_AIM_
Transcribe the records below exactly.

[Saved entries]
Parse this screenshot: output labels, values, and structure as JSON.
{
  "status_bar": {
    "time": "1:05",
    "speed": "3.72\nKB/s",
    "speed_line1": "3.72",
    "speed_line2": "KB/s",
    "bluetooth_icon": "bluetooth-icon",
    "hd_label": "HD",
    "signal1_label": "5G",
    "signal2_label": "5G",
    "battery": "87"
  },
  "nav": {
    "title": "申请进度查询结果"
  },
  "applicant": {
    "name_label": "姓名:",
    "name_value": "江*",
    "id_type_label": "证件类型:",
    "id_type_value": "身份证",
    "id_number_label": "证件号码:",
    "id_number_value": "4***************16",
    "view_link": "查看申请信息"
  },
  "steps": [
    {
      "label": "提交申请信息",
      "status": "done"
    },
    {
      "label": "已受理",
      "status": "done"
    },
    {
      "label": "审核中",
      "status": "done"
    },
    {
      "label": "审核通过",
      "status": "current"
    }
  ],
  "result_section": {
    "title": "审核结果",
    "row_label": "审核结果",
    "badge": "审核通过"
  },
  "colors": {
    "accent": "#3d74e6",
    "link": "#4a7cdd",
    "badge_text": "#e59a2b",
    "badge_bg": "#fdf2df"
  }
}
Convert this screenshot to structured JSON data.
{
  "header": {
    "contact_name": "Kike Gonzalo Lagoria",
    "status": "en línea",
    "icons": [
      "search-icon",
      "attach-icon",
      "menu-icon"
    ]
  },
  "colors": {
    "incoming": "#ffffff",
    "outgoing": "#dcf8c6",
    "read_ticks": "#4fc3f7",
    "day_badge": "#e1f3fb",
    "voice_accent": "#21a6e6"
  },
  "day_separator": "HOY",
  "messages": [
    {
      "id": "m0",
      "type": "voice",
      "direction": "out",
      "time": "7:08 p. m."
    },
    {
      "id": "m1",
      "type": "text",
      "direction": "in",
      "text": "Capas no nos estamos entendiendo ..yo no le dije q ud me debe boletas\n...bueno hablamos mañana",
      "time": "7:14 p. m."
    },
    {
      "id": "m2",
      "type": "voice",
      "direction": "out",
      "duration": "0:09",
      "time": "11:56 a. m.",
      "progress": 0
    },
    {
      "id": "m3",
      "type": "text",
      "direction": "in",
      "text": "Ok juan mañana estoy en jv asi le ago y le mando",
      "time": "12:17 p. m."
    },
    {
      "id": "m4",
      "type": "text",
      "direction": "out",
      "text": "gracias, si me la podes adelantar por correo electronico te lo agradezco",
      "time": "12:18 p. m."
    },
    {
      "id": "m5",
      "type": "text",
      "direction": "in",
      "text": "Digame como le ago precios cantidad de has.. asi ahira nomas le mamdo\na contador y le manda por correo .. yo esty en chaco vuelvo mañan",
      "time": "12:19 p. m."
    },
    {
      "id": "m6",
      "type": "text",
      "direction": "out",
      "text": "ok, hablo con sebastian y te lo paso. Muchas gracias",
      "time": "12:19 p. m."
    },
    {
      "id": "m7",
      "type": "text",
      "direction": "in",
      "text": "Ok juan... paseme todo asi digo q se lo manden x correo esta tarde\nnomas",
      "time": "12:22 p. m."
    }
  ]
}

_EXERCISE RESPONSE_
Parse this screenshot: output labels, values, and structure as JSON.
{
  "status_bar": {
    "time": "1:05",
    "speed": "3.72\nKB/s",
    "speed_line1": "3.72",
    "speed_line2": "KB/s",
    "bluetooth_icon": "bluetooth-icon",
    "hd_label": "HD",
    "signal1_label": "5G",
    "signal2_label": "5G",
    "battery": "87"
  },
  "nav": {
    "title": "申请进度查询结果"
  },
  "applicant": {
    "name_label": "姓名:",
    "name_value": "江*",
    "id_type_label": "证件类型:",
    "id_type_value": "身份证",
    "id_number_label": "证件号码:",
    "id_number_value": "4***************16",
    "view_link": "查看申请信息"
  },
  "steps": [
    {
      "label": "提交申请信息",
      "status": "done"
    },
    {
      "label": "已受理",
      "status": "done"
    },
    {
      "label": "审核中",
      "status": "done"
    },
    {
      "label": "审核通过",
      "status": "current"
    }
  ],
  "result_section": {
    "title": "审核结果",
    "row_label": "审核结果",
    "badge": "审核通过"
  },
  "colors": {
    "accent": "#3d74e6",
    "link": "#4a7cdd",
    "badge_text": "#e59a2b",
    "badge_bg": "#fdf2df"
  }
}
Convert this screenshot to structured JSON data.
{
  "header": {
    "contact_name": "Kike Gonzalo Lagoria",
    "status": "en línea",
    "icons": [
      "search-icon",
      "attach-icon",
      "menu-icon"
    ]
  },
  "colors": {
    "incoming": "#ffffff",
    "outgoing": "#dcf8c6",
    "read_ticks": "#4fc3f7",
    "day_badge": "#e1f3fb",
    "voice_accent": "#21a6e6"
  },
  "day_separator": "HOY",
  "messages": [
    {
      "id": "m0",
      "type": "voice",
      "direction": "out",
      "time": "7:08 p. m."
    },
    {
      "id": "m1",
      "type": "text",
      "direction": "in",
      "text": "Capas no nos estamos entendiendo ..yo no le dije q ud me debe boletas\n...bueno hablamos mañana",
      "time": "7:14 p. m."
    },
    {
      "id": "m2",
      "type": "voice",
      "direction": "out",
      "duration": "0:09",
      "time": "11:56 a. m.",
      "progress": 0
    },
    {
      "id": "m3",
      "type": "text",
      "direction": "in",
      "text": "Ok juan mañana estoy en jv asi le ago y le mando",
      "time": "12:17 p. m."
    },
    {
      "id": "m4",
      "type": "text",
      "direction": "out",
      "text": "gracias, si me la podes adelantar por correo electronico te lo agradezco",
      "time": "12:18 p. m."
    },
    {
      "id": "m5",
      "type": "text",
      "direction": "in",
      "text": "Digame como le ago precios cantidad de has.. asi ahira nomas le mamdo\na contador y le manda por correo .. yo esty en chaco vuelvo mañan",
      "time": "12:19 p. m."
    },
    {
      "id": "m6",
      "type": "text",
      "direction": "out",
      "text": "ok, hablo con sebastian y te lo paso. Muchas gracias",
      "time": "12:19 p. m."
    },
    {
      "id": "m7",
      "type": "text",
      "direction": "in",
      "text": "Ok juan... paseme todo asi digo q se lo manden x correo esta tarde\nnomas",
      "time": "12:22 p. m."
    }
  ]
}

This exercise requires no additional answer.